### What you are asked to do
Extract all records. Keep each one exact.

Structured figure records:
# # # #

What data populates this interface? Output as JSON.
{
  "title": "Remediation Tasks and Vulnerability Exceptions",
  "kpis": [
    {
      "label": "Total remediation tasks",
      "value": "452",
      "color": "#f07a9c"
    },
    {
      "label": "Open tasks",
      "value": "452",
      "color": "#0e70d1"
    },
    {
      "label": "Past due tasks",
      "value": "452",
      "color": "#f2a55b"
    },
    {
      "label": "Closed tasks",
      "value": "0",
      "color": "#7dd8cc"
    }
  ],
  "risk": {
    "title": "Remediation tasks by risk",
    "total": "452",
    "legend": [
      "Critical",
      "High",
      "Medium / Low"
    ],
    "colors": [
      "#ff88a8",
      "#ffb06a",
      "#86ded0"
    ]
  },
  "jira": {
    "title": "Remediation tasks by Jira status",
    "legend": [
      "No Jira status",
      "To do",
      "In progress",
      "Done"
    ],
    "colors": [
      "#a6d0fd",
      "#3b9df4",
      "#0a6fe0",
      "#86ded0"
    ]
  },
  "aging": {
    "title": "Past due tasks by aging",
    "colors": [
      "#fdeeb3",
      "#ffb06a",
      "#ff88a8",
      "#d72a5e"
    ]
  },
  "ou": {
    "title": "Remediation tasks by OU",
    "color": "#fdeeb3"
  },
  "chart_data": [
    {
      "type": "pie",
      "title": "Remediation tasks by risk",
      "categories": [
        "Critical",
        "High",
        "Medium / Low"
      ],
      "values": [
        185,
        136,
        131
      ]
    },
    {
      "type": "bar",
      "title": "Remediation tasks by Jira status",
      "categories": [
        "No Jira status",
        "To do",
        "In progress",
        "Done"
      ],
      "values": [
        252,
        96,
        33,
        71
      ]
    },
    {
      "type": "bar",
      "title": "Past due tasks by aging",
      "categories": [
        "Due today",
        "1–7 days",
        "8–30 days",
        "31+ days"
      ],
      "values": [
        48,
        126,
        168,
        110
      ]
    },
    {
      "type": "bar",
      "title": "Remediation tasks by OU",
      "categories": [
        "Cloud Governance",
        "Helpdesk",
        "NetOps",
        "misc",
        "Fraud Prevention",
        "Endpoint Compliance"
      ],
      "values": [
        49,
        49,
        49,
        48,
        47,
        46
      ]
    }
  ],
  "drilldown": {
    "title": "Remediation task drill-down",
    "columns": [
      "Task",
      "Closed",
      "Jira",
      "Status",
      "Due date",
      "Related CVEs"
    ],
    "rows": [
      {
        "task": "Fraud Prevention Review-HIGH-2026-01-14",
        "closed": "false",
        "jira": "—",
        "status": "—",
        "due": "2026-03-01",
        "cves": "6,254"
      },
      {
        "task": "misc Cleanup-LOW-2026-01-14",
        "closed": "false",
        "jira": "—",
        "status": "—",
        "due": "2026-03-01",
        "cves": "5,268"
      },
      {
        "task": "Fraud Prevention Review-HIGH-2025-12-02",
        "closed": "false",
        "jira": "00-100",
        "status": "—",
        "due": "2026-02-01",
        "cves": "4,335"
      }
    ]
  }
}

# # # #

### Exercise solution
What data populates this interface? Output as JSON.
{
  "title": "Remediation Tasks and Vulnerability Exceptions",
  "kpis": [
    {
      "label": "Total remediation tasks",
      "value": "452",
      "color": "#f07a9c"
    },
    {
      "label": "Open tasks",
      "value": "452",
      "color": "#0e70d1"
    },
    {
      "label": "Past due tasks",
      "value": "452",
      "color": "#f2a55b"
    },
    {
      "label": "Closed tasks",
      "value": "0",
      "color": "#7dd8cc"
    }
  ],
  "risk": {
    "title": "Remediation tasks by risk",
    "total": "452",
    "legend": [
      "Critical",
      "High",
      "Medium / Low"
    ],
    "colors": [
      "#ff88a8",
      "#ffb06a",
      "#86ded0"
    ]
  },
  "jira": {
    "title": "Remediation tasks by Jira status",
    "legend": [
      "No Jira status",
      "To do",
      "In progress",
      "Done"
    ],
    "colors": [
      "#a6d0fd",
      "#3b9df4",
      "#0a6fe0",
      "#86ded0"
    ]
  },
  "aging": {
    "title": "Past due tasks by aging",
    "colors": [
      "#fdeeb3",
      "#ffb06a",
      "#ff88a8",
      "#d72a5e"
    ]
  },
  "ou": {
    "title": "Remediation tasks by OU",
    "color": "#fdeeb3"
  },
  "chart_data": [
    {
      "type": "pie",
      "title": "Remediation tasks by risk",
      "categories": [
        "Critical",
        "High",
        "Medium / Low"
      ],
      "values": [
        185,
        136,
        131
      ]
    },
    {
      "type": "bar",
      "title": "Remediation tasks by Jira status",
      "categories": [
        "No Jira status",
        "To do",
        "In progress",
        "Done"
      ],
      "values": [
        252,
        96,
        33,
        71
      ]
    },
    {
      "type": "bar",
      "title": "Past due tasks by aging",
      "categories": [
        "Due today",
        "1–7 days",
        "8–30 days",
        "31+ days"
      ],
      "values": [
        48,
        126,
        168,
        110
      ]
    },
    {
      "type": "bar",
      "title": "Remediation tasks by OU",
      "categories": [
        "Cloud Governance",
        "Helpdesk",
        "NetOps",
        "misc",
        "Fraud Prevention",
        "Endpoint Compliance"
      ],
      "values": [
        49,
        49,
        49,
        48,
        47,
        46
      ]
    }
  ],
  "drilldown": {
    "title": "Remediation task drill-down",
    "columns": [
      "Task",
      "Closed",
      "Jira",
      "Status",
      "Due date",
      "Related CVEs"
    ],
    "rows": [
      {
        "task": "Fraud Prevention Review-HIGH-2026-01-14",
        "closed": "false",
        "jira": "—",
        "status": "—",
        "due": "2026-03-01",
        "cves": "6,254"
      },
      {
        "task": "misc Cleanup-LOW-2026-01-14",
        "closed": "false",
        "jira": "—",
        "status": "—",
        "due": "2026-03-01",
        "cves": "5,268"
      },
      {
        "task": "Fraud Prevention Review-HIGH-2025-12-02",
        "closed": "false",
        "jira": "00-100",
        "status": "—",
        "due": "2026-02-01",
        "cves": "4,335"
      }
    ]
  }
}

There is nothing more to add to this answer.